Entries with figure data
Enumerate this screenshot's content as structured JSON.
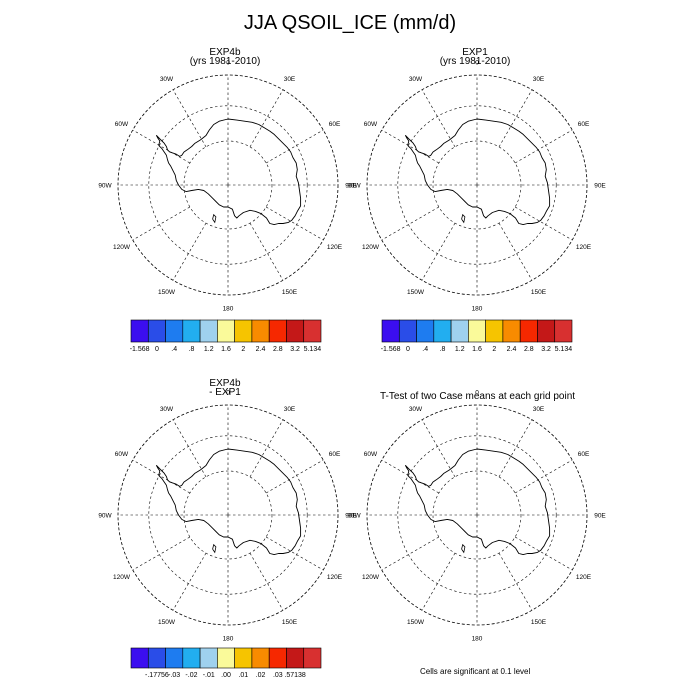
{
  "figure": {
    "title": "JJA QSOIL_ICE (mm/d)",
    "footnote": "Cells are significant at 0.1 level"
  },
  "panels": [
    {
      "id": "p1",
      "title_lines": [
        "EXP4b",
        "(yrs 1981-2010)"
      ]
    },
    {
      "id": "p2",
      "title_lines": [
        "EXP1",
        "(yrs 1981-2010)"
      ]
    },
    {
      "id": "p3",
      "title_lines": [
        "EXP4b",
        "- EXP1"
      ]
    },
    {
      "id": "p4",
      "title_lines": [
        "T-Test of two Case means at each grid point"
      ]
    }
  ],
  "map": {
    "projection": "south polar stereographic",
    "longitude_labels": [
      {
        "lon": 0,
        "label": "0"
      },
      {
        "lon": 30,
        "label": "30E"
      },
      {
        "lon": 60,
        "label": "60E"
      },
      {
        "lon": 90,
        "label": "90E"
      },
      {
        "lon": 120,
        "label": "120E"
      },
      {
        "lon": 150,
        "label": "150E"
      },
      {
        "lon": 180,
        "label": "180"
      },
      {
        "lon": -150,
        "label": "150W"
      },
      {
        "lon": -120,
        "label": "120W"
      },
      {
        "lon": -90,
        "label": "90W"
      },
      {
        "lon": -60,
        "label": "60W"
      },
      {
        "lon": -30,
        "label": "30W"
      }
    ],
    "colors": {
      "coast": "#000000",
      "grid": "#000000"
    }
  },
  "colorbars": {
    "climatology": {
      "colors": [
        "#3b0ef0",
        "#2a4de8",
        "#1e7cf0",
        "#22aef0",
        "#9fd1ee",
        "#fafa9a",
        "#f6c400",
        "#f88b00",
        "#f62800",
        "#c41818",
        "#d83030"
      ],
      "labels": [
        "-1.568",
        "0",
        ".4",
        ".8",
        "1.2",
        "1.6",
        "2",
        "2.4",
        "2.8",
        "3.2",
        "5.134"
      ]
    },
    "difference": {
      "colors": [
        "#3b0ef0",
        "#2a4de8",
        "#1e7cf0",
        "#22aef0",
        "#9fd1ee",
        "#fafa9a",
        "#f6c400",
        "#f88b00",
        "#f62800",
        "#c41818",
        "#d83030"
      ],
      "labels": [
        "-.17756",
        "-.03",
        "-.02",
        "-.01",
        ".00",
        ".01",
        ".02",
        ".03",
        ".57138"
      ]
    }
  }
}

◆ **Requirement**
Every record above should be transcribed exactly; the pictures stay out of the copy.

◆ **Reply to the task**
Enumerate this screenshot's content as structured JSON.
{
  "figure": {
    "title": "JJA QSOIL_ICE (mm/d)",
    "footnote": "Cells are significant at 0.1 level"
  },
  "panels": [
    {
      "id": "p1",
      "title_lines": [
        "EXP4b",
        "(yrs 1981-2010)"
      ]
    },
    {
      "id": "p2",
      "title_lines": [
        "EXP1",
        "(yrs 1981-2010)"
      ]
    },
    {
      "id": "p3",
      "title_lines": [
        "EXP4b",
        "- EXP1"
      ]
    },
    {
      "id": "p4",
      "title_lines": [
        "T-Test of two Case means at each grid point"
      ]
    }
  ],
  "map": {
    "projection": "south polar stereographic",
    "longitude_labels": [
      {
        "lon": 0,
        "label": "0"
      },
      {
        "lon": 30,
        "label": "30E"
      },
      {
        "lon": 60,
        "label": "60E"
      },
      {
        "lon": 90,
        "label": "90E"
      },
      {
        "lon": 120,
        "label": "120E"
      },
      {
        "lon": 150,
        "label": "150E"
      },
      {
        "lon": 180,
        "label": "180"
      },
      {
        "lon": -150,
        "label": "150W"
      },
      {
        "lon": -120,
        "label": "120W"
      },
      {
        "lon": -90,
        "label": "90W"
      },
      {
        "lon": -60,
        "label": "60W"
      },
      {
        "lon": -30,
        "label": "30W"
      }
    ],
    "colors": {
      "coast": "#000000",
      "grid": "#000000"
    }
  },
  "colorbars": {
    "climatology": {
      "colors": [
        "#3b0ef0",
        "#2a4de8",
        "#1e7cf0",
        "#22aef0",
        "#9fd1ee",
        "#fafa9a",
        "#f6c400",
        "#f88b00",
        "#f62800",
        "#c41818",
        "#d83030"
      ],
      "labels": [
        "-1.568",
        "0",
        ".4",
        ".8",
        "1.2",
        "1.6",
        "2",
        "2.4",
        "2.8",
        "3.2",
        "5.134"
      ]
    },
    "difference": {
      "colors": [
        "#3b0ef0",
        "#2a4de8",
        "#1e7cf0",
        "#22aef0",
        "#9fd1ee",
        "#fafa9a",
        "#f6c400",
        "#f88b00",
        "#f62800",
        "#c41818",
        "#d83030"
      ],
      "labels": [
        "-.17756",
        "-.03",
        "-.02",
        "-.01",
        ".00",
        ".01",
        ".02",
        ".03",
        ".57138"
      ]
    }
  }
}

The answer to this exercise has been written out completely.